Every entry needs to be reproduced exactly.

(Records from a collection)
◆ ◆ ◆ ◆ ◆ ◆ ◆

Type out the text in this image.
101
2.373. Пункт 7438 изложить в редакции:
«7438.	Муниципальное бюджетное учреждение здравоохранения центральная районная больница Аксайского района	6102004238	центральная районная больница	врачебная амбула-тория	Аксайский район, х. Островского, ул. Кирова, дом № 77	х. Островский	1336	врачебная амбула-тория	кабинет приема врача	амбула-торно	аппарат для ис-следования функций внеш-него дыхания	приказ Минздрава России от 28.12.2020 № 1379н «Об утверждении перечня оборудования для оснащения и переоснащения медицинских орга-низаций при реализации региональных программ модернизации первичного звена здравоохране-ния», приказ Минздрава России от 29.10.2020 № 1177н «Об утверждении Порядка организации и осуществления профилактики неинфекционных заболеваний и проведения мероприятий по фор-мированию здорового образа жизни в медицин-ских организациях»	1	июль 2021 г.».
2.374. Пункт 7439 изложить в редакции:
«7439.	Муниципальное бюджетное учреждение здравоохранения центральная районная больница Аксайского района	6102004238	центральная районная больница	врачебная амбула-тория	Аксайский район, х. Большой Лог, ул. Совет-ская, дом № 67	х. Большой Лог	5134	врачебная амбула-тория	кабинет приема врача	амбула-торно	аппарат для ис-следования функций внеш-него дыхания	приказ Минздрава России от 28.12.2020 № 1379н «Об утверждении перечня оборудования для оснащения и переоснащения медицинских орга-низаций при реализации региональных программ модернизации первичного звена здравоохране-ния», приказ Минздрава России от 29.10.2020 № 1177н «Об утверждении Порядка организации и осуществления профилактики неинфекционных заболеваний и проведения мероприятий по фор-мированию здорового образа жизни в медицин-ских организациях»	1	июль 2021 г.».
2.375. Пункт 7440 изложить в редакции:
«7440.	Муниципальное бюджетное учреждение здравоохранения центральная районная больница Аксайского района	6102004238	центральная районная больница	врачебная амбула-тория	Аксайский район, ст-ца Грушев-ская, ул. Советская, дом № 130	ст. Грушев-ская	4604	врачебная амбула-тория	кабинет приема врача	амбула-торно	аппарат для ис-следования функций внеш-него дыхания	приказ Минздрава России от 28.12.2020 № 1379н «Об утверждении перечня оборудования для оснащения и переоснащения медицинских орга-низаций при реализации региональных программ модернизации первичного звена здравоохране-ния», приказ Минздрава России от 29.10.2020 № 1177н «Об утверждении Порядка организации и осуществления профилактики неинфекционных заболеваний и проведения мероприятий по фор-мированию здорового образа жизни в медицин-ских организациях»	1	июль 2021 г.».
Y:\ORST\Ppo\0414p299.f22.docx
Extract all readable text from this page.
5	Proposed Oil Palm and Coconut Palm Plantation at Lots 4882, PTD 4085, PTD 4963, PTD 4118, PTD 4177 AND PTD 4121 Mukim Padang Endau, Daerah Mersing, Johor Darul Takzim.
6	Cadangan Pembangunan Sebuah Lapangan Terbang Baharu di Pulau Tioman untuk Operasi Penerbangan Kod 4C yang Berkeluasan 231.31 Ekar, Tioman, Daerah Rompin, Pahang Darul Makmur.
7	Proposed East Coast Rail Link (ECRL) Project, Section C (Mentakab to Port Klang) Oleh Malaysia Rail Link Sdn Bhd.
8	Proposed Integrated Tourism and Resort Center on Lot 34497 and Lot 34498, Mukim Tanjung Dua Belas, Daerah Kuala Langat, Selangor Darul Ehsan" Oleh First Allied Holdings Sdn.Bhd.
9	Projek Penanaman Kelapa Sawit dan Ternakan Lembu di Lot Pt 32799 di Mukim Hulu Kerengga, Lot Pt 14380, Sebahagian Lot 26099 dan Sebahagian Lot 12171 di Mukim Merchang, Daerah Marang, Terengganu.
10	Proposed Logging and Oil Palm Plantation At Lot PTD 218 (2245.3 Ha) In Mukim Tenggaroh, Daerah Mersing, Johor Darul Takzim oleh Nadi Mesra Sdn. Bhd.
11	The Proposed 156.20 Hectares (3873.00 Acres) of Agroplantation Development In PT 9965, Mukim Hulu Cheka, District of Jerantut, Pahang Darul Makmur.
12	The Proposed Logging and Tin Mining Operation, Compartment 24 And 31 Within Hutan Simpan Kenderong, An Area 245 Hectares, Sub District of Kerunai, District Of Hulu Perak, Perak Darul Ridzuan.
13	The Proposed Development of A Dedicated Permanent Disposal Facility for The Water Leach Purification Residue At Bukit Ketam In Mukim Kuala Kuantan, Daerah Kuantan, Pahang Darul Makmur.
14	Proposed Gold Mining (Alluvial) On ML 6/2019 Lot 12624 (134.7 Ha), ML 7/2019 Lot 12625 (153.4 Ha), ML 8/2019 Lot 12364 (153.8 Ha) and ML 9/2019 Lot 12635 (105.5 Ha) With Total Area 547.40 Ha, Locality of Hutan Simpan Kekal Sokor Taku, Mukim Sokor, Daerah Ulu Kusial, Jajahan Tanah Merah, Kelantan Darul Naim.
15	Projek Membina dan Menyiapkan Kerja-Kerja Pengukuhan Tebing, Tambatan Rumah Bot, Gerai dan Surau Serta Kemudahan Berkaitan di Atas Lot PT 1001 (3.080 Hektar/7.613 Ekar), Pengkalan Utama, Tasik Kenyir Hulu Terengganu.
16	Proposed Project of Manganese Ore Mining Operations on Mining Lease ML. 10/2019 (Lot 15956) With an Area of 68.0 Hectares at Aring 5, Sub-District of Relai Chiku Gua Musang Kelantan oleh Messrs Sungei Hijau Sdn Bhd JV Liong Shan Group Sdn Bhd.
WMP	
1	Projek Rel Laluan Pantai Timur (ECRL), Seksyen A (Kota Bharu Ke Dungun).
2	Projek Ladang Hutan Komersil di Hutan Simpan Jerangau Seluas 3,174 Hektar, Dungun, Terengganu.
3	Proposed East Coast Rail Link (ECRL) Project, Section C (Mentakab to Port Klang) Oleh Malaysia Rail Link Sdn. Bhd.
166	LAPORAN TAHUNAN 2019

◆ ◆ ◆ ◆ ◆ ◆ ◆

Finished task ::
Type out the text in this image.
101
2.373. Пункт 7438 изложить в редакции:
«7438.	Муниципальное бюджетное учреждение здравоохранения центральная районная больница Аксайского района	6102004238	центральная районная больница	врачебная амбула-тория	Аксайский район, х. Островского, ул. Кирова, дом № 77	х. Островский	1336	врачебная амбула-тория	кабинет приема врача	амбула-торно	аппарат для ис-следования функций внеш-него дыхания	приказ Минздрава России от 28.12.2020 № 1379н «Об утверждении перечня оборудования для оснащения и переоснащения медицинских орга-низаций при реализации региональных программ модернизации первичного звена здравоохране-ния», приказ Минздрава России от 29.10.2020 № 1177н «Об утверждении Порядка организации и осуществления профилактики неинфекционных заболеваний и проведения мероприятий по фор-мированию здорового образа жизни в медицин-ских организациях»	1	июль 2021 г.».
2.374. Пункт 7439 изложить в редакции:
«7439.	Муниципальное бюджетное учреждение здравоохранения центральная районная больница Аксайского района	6102004238	центральная районная больница	врачебная амбула-тория	Аксайский район, х. Большой Лог, ул. Совет-ская, дом № 67	х. Большой Лог	5134	врачебная амбула-тория	кабинет приема врача	амбула-торно	аппарат для ис-следования функций внеш-него дыхания	приказ Минздрава России от 28.12.2020 № 1379н «Об утверждении перечня оборудования для оснащения и переоснащения медицинских орга-низаций при реализации региональных программ модернизации первичного звена здравоохране-ния», приказ Минздрава России от 29.10.2020 № 1177н «Об утверждении Порядка организации и осуществления профилактики неинфекционных заболеваний и проведения мероприятий по фор-мированию здорового образа жизни в медицин-ских организациях»	1	июль 2021 г.».
2.375. Пункт 7440 изложить в редакции:
«7440.	Муниципальное бюджетное учреждение здравоохранения центральная районная больница Аксайского района	6102004238	центральная районная больница	врачебная амбула-тория	Аксайский район, ст-ца Грушев-ская, ул. Советская, дом № 130	ст. Грушев-ская	4604	врачебная амбула-тория	кабинет приема врача	амбула-торно	аппарат для ис-следования функций внеш-него дыхания	приказ Минздрава России от 28.12.2020 № 1379н «Об утверждении перечня оборудования для оснащения и переоснащения медицинских орга-низаций при реализации региональных программ модернизации первичного звена здравоохране-ния», приказ Минздрава России от 29.10.2020 № 1177н «Об утверждении Порядка организации и осуществления профилактики неинфекционных заболеваний и проведения мероприятий по фор-мированию здорового образа жизни в медицин-ских организациях»	1	июль 2021 г.».
Y:\ORST\Ppo\0414p299.f22.docx
Extract all readable text from this page.
5	Proposed Oil Palm and Coconut Palm Plantation at Lots 4882, PTD 4085, PTD 4963, PTD 4118, PTD 4177 AND PTD 4121 Mukim Padang Endau, Daerah Mersing, Johor Darul Takzim.
6	Cadangan Pembangunan Sebuah Lapangan Terbang Baharu di Pulau Tioman untuk Operasi Penerbangan Kod 4C yang Berkeluasan 231.31 Ekar, Tioman, Daerah Rompin, Pahang Darul Makmur.
7	Proposed East Coast Rail Link (ECRL) Project, Section C (Mentakab to Port Klang) Oleh Malaysia Rail Link Sdn Bhd.
8	Proposed Integrated Tourism and Resort Center on Lot 34497 and Lot 34498, Mukim Tanjung Dua Belas, Daerah Kuala Langat, Selangor Darul Ehsan" Oleh First Allied Holdings Sdn.Bhd.
9	Projek Penanaman Kelapa Sawit dan Ternakan Lembu di Lot Pt 32799 di Mukim Hulu Kerengga, Lot Pt 14380, Sebahagian Lot 26099 dan Sebahagian Lot 12171 di Mukim Merchang, Daerah Marang, Terengganu.
10	Proposed Logging and Oil Palm Plantation At Lot PTD 218 (2245.3 Ha) In Mukim Tenggaroh, Daerah Mersing, Johor Darul Takzim oleh Nadi Mesra Sdn. Bhd.
11	The Proposed 156.20 Hectares (3873.00 Acres) of Agroplantation Development In PT 9965, Mukim Hulu Cheka, District of Jerantut, Pahang Darul Makmur.
12	The Proposed Logging and Tin Mining Operation, Compartment 24 And 31 Within Hutan Simpan Kenderong, An Area 245 Hectares, Sub District of Kerunai, District Of Hulu Perak, Perak Darul Ridzuan.
13	The Proposed Development of A Dedicated Permanent Disposal Facility for The Water Leach Purification Residue At Bukit Ketam In Mukim Kuala Kuantan, Daerah Kuantan, Pahang Darul Makmur.
14	Proposed Gold Mining (Alluvial) On ML 6/2019 Lot 12624 (134.7 Ha), ML 7/2019 Lot 12625 (153.4 Ha), ML 8/2019 Lot 12364 (153.8 Ha) and ML 9/2019 Lot 12635 (105.5 Ha) With Total Area 547.40 Ha, Locality of Hutan Simpan Kekal Sokor Taku, Mukim Sokor, Daerah Ulu Kusial, Jajahan Tanah Merah, Kelantan Darul Naim.
15	Projek Membina dan Menyiapkan Kerja-Kerja Pengukuhan Tebing, Tambatan Rumah Bot, Gerai dan Surau Serta Kemudahan Berkaitan di Atas Lot PT 1001 (3.080 Hektar/7.613 Ekar), Pengkalan Utama, Tasik Kenyir Hulu Terengganu.
16	Proposed Project of Manganese Ore Mining Operations on Mining Lease ML. 10/2019 (Lot 15956) With an Area of 68.0 Hectares at Aring 5, Sub-District of Relai Chiku Gua Musang Kelantan oleh Messrs Sungei Hijau Sdn Bhd JV Liong Shan Group Sdn Bhd.
WMP	
1	Projek Rel Laluan Pantai Timur (ECRL), Seksyen A (Kota Bharu Ke Dungun).
2	Projek Ladang Hutan Komersil di Hutan Simpan Jerangau Seluas 3,174 Hektar, Dungun, Terengganu.
3	Proposed East Coast Rail Link (ECRL) Project, Section C (Mentakab to Port Klang) Oleh Malaysia Rail Link Sdn. Bhd.
166	LAPORAN TAHUNAN 2019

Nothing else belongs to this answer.